■ **INPUT DATA**:

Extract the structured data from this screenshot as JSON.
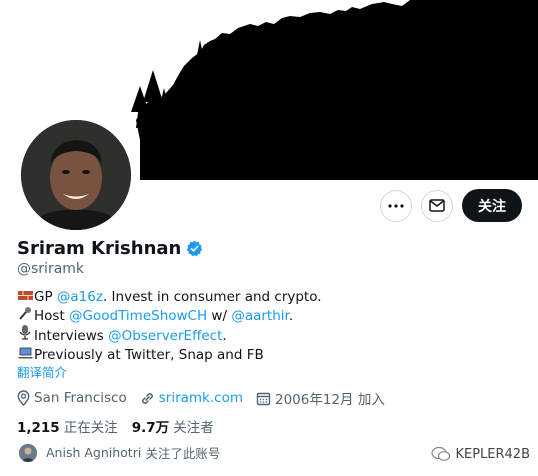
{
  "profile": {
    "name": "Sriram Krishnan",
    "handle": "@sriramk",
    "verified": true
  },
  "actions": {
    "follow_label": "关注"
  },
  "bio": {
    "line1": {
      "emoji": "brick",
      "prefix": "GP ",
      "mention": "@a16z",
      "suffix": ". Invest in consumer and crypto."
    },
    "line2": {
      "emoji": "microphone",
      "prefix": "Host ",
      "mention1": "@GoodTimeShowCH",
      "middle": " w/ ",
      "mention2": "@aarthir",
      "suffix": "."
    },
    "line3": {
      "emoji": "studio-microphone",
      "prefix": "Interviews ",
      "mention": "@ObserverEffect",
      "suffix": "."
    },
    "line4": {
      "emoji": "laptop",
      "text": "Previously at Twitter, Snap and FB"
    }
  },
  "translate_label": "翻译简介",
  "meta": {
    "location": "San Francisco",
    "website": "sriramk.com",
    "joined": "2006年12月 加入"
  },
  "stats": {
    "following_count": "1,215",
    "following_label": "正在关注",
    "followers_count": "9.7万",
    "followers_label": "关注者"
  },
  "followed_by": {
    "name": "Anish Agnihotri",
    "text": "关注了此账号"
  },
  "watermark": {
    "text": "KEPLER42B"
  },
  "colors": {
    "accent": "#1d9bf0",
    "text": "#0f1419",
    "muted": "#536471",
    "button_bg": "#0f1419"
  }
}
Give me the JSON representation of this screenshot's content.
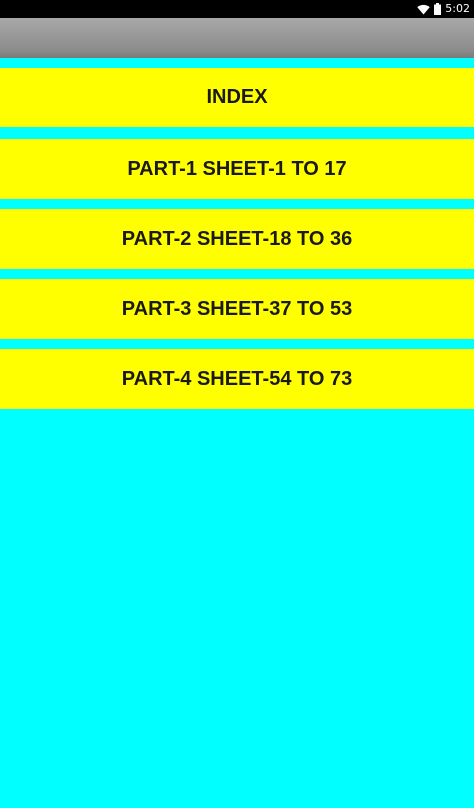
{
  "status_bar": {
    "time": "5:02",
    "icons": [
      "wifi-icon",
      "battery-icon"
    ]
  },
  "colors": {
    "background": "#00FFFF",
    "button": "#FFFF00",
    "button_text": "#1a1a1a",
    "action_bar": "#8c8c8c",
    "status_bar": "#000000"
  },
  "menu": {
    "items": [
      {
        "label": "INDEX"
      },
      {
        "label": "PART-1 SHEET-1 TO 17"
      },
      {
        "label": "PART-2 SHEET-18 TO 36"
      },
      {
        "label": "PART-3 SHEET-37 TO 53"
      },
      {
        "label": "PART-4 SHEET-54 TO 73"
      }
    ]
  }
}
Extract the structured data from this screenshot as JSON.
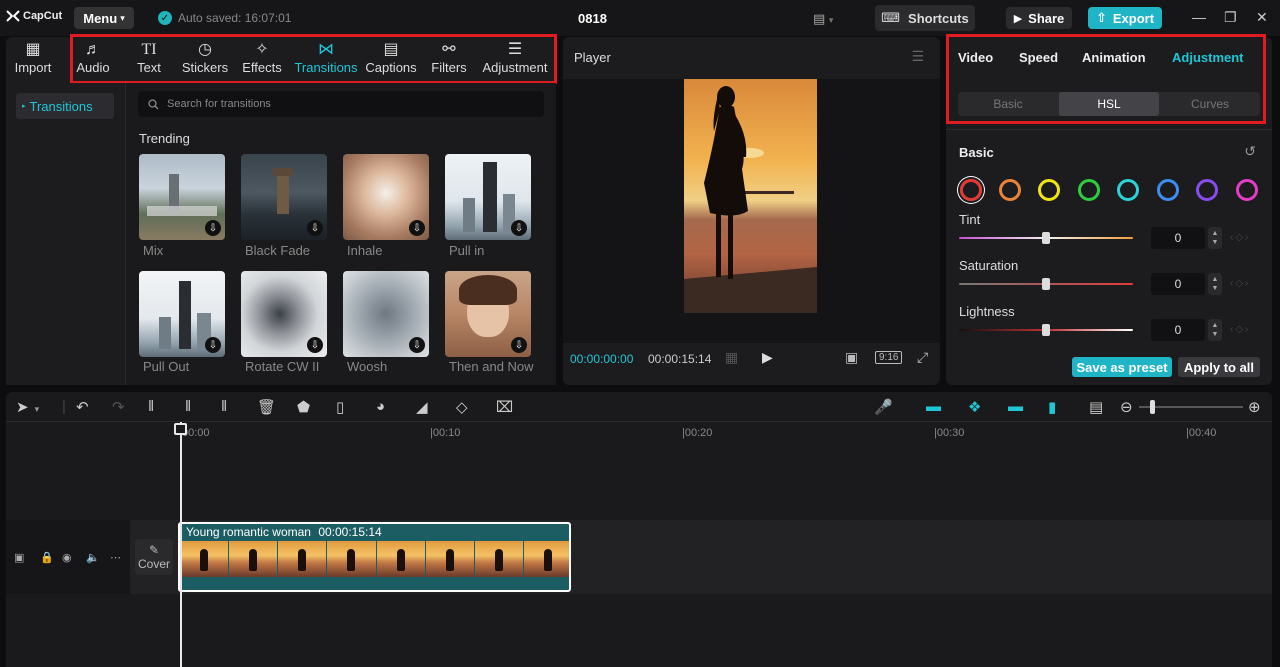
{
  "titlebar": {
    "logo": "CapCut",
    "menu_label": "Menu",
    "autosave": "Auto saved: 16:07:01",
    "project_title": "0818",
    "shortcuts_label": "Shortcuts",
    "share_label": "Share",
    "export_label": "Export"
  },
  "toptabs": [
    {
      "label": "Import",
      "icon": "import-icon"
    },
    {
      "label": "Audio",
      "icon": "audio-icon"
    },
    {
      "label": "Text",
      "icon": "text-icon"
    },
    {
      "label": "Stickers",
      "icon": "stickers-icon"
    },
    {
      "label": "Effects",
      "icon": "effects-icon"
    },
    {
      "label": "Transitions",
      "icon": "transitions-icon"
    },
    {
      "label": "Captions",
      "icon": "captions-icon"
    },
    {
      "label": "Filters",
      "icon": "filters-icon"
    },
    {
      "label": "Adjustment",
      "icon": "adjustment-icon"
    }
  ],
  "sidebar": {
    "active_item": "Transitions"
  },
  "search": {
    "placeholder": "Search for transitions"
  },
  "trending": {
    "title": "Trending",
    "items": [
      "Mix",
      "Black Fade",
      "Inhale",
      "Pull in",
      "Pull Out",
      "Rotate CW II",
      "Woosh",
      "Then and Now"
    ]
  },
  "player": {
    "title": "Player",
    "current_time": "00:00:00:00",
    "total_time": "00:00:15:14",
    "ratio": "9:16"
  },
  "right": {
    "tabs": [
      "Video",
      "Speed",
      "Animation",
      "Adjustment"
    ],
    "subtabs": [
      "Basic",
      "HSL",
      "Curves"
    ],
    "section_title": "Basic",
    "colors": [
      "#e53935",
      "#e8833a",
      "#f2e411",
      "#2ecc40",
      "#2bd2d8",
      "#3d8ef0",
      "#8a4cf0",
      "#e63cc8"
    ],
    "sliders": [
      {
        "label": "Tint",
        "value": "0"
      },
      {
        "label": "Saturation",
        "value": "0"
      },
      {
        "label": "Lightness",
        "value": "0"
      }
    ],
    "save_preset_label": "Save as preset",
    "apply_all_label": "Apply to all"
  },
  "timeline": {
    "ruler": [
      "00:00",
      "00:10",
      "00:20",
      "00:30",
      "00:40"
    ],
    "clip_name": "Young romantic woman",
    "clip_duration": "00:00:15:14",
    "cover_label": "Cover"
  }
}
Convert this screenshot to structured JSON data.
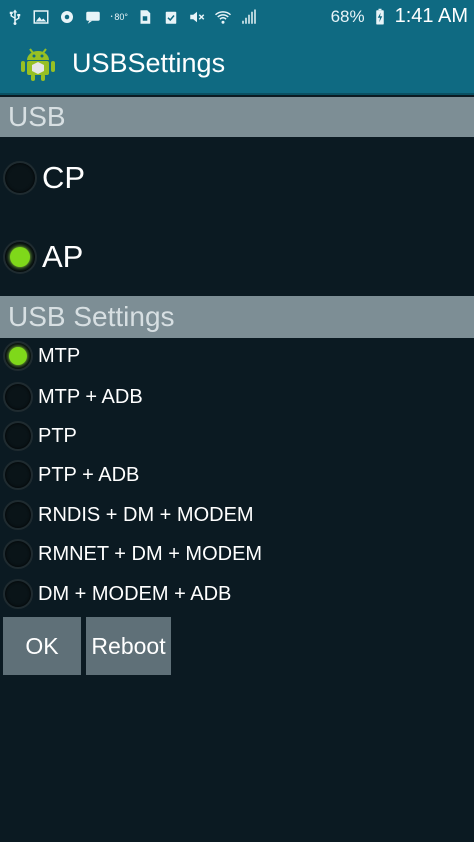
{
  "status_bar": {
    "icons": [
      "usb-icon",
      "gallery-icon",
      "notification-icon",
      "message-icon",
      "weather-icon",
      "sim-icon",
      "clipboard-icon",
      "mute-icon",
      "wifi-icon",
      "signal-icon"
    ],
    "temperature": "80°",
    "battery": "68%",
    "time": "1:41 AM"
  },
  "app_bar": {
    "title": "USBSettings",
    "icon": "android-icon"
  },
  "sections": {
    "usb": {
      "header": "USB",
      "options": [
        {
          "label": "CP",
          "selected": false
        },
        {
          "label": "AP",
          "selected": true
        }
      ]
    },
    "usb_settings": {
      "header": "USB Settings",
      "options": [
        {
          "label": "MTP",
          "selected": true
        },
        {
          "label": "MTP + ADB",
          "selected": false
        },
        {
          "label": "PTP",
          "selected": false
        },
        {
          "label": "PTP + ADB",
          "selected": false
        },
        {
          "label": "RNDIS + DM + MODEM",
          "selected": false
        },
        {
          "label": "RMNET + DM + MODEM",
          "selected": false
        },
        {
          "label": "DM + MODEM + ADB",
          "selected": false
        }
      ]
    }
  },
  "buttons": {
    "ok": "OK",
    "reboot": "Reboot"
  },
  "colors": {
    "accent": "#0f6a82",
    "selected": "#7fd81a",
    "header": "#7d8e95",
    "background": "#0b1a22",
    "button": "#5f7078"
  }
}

■ **STATED TASK**: Which lines contain "background"? Copy each of them.

■ **PROBLEM SOLUTION**:
    "background": "#00FFFF",
    "background": "#0b1a22",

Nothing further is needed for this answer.